------ TEXTO SELECIONADO

Slow J tem Setúbal como ponto de partida da viagem que é a sua vida, com a música sempre presente e o verbo “fazer” como lema para quebrar barreiras na cultura portuguesa
João Coelho nasceu em Setúbal, filho de mãe portuguesa e pai angolano. Enquanto músico, assina como Slow J, uma mistura entre a calma que lhe é característica e a inicial do seu nome. No tema “Vida boa”, canta “não quero uma boa vida, quero uma vida boa, nada do que a minha sina diz foi escrito à toa”. O interesse em fazer música surge na adolescência. Sempre que conhecia pessoas que tocavam guitarra, pedia-lhes que o ensinassem. No entanto, até ao ensino secundário, que fez no Liceu em Setúbal, acreditava que seria programador. “A um certo ponto, eu e os meus pais encontrámos um curso de Engenharia de Som, em Londres, que acabou por me encaminhar para uma profissão na música”, começa por dizer.

------------
------ INFORMAÇÃO FORNECIDA

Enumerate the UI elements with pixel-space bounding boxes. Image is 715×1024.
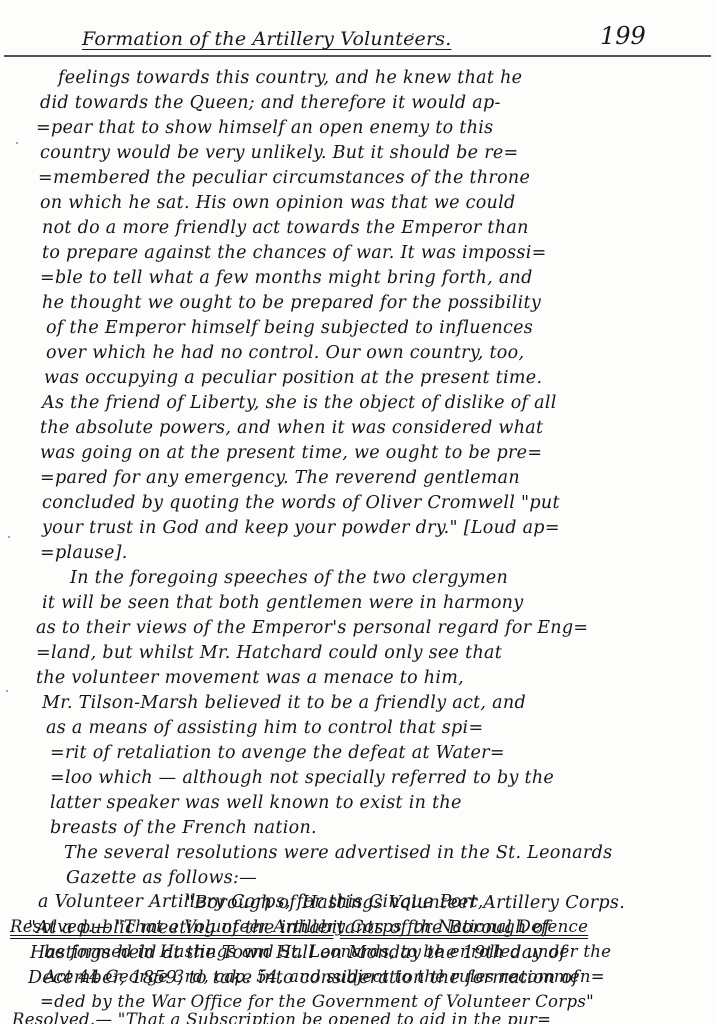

------------

▸ **TAREFAS A REALIZAR**
(a) Resuma em duas frases o texto sobre Slow J.
(b) De acordo com o texto sobre Slow J, onde frequentou o músico o ensino secundário?
(c) Reproduza fielmente o trecho do texto sobre Slow J que vai desde “Slow J tem Setúbal” até “começa por dizer.”, inclusive.

▸ **RESPOSTAS COMPLETAS**
(a) João Coelho, que assina como Slow J, nasceu em Setúbal, filho de mãe portuguesa e pai angolano, e o seu interesse em fazer música surgiu na adolescência. Embora acreditasse, até ao ensino secundário, que seria programador, um curso de Engenharia de Som em Londres acabou por encaminhá-lo para uma profissão na música.

(b) No Liceu em Setúbal.

(c)
Slow J tem Setúbal como ponto de partida da viagem que é a sua vida, com a música sempre presente e o verbo “fazer” como lema para quebrar barreiras na cultura portuguesa
João Coelho nasceu em Setúbal, filho de mãe portuguesa e pai angolano. Enquanto músico, assina como Slow J, uma mistura entre a calma que lhe é característica e a inicial do seu nome. No tema “Vida boa”, canta “não quero uma boa vida, quero uma vida boa, nada do que a minha sina diz foi escrito à toa”. O interesse em fazer música surge na adolescência. Sempre que conhecia pessoas que tocavam guitarra, pedia-lhes que o ensinassem. No entanto, até ao ensino secundário, que fez no Liceu em Setúbal, acreditava que seria programador. “A um certo ponto, eu e os meus pais encontrámos um curso de Engenharia de Som, em Londres, que acabou por me encaminhar para uma profissão na música”, começa por dizer.